*TASK GOAL*: Give back the full material, exactly as it reads.

-------- DATASET RECORDS --------

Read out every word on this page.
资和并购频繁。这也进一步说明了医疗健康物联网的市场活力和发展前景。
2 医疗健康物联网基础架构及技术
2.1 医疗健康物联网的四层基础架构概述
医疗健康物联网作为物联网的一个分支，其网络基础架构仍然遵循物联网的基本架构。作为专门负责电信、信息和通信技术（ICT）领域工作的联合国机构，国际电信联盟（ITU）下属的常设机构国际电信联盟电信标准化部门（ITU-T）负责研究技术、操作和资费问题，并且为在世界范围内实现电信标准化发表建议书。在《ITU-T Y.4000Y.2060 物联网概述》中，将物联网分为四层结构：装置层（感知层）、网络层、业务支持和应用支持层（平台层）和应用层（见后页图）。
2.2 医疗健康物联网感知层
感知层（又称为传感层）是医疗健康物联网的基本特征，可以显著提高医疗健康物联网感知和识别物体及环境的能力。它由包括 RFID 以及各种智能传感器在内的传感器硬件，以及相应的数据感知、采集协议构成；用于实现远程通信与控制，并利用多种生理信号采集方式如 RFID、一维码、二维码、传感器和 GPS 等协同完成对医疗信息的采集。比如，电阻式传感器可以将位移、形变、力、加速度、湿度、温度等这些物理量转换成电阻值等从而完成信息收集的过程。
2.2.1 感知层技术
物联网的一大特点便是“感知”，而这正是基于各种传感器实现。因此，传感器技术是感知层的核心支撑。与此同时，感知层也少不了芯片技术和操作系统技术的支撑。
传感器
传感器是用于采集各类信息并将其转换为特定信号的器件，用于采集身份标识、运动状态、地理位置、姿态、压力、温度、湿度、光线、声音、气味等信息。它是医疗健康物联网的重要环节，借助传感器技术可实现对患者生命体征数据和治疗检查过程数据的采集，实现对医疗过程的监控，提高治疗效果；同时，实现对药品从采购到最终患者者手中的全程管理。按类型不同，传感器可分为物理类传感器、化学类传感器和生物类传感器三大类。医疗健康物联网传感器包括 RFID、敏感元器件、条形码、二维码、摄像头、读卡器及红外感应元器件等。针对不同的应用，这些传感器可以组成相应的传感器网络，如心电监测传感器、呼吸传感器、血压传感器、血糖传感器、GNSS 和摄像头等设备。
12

--------

*REPLY TO THE TASK*:
Read out every word on this page.
资和并购频繁。这也进一步说明了医疗健康物联网的市场活力和发展前景。
2 医疗健康物联网基础架构及技术
2.1 医疗健康物联网的四层基础架构概述
医疗健康物联网作为物联网的一个分支，其网络基础架构仍然遵循物联网的基本架构。作为专门负责电信、信息和通信技术（ICT）领域工作的联合国机构，国际电信联盟（ITU）下属的常设机构国际电信联盟电信标准化部门（ITU-T）负责研究技术、操作和资费问题，并且为在世界范围内实现电信标准化发表建议书。在《ITU-T Y.4000Y.2060 物联网概述》中，将物联网分为四层结构：装置层（感知层）、网络层、业务支持和应用支持层（平台层）和应用层（见后页图）。
2.2 医疗健康物联网感知层
感知层（又称为传感层）是医疗健康物联网的基本特征，可以显著提高医疗健康物联网感知和识别物体及环境的能力。它由包括 RFID 以及各种智能传感器在内的传感器硬件，以及相应的数据感知、采集协议构成；用于实现远程通信与控制，并利用多种生理信号采集方式如 RFID、一维码、二维码、传感器和 GPS 等协同完成对医疗信息的采集。比如，电阻式传感器可以将位移、形变、力、加速度、湿度、温度等这些物理量转换成电阻值等从而完成信息收集的过程。
2.2.1 感知层技术
物联网的一大特点便是“感知”，而这正是基于各种传感器实现。因此，传感器技术是感知层的核心支撑。与此同时，感知层也少不了芯片技术和操作系统技术的支撑。
传感器
传感器是用于采集各类信息并将其转换为特定信号的器件，用于采集身份标识、运动状态、地理位置、姿态、压力、温度、湿度、光线、声音、气味等信息。它是医疗健康物联网的重要环节，借助传感器技术可实现对患者生命体征数据和治疗检查过程数据的采集，实现对医疗过程的监控，提高治疗效果；同时，实现对药品从采购到最终患者者手中的全程管理。按类型不同，传感器可分为物理类传感器、化学类传感器和生物类传感器三大类。医疗健康物联网传感器包括 RFID、敏感元器件、条形码、二维码、摄像头、读卡器及红外感应元器件等。针对不同的应用，这些传感器可以组成相应的传感器网络，如心电监测传感器、呼吸传感器、血压传感器、血糖传感器、GNSS 和摄像头等设备。
12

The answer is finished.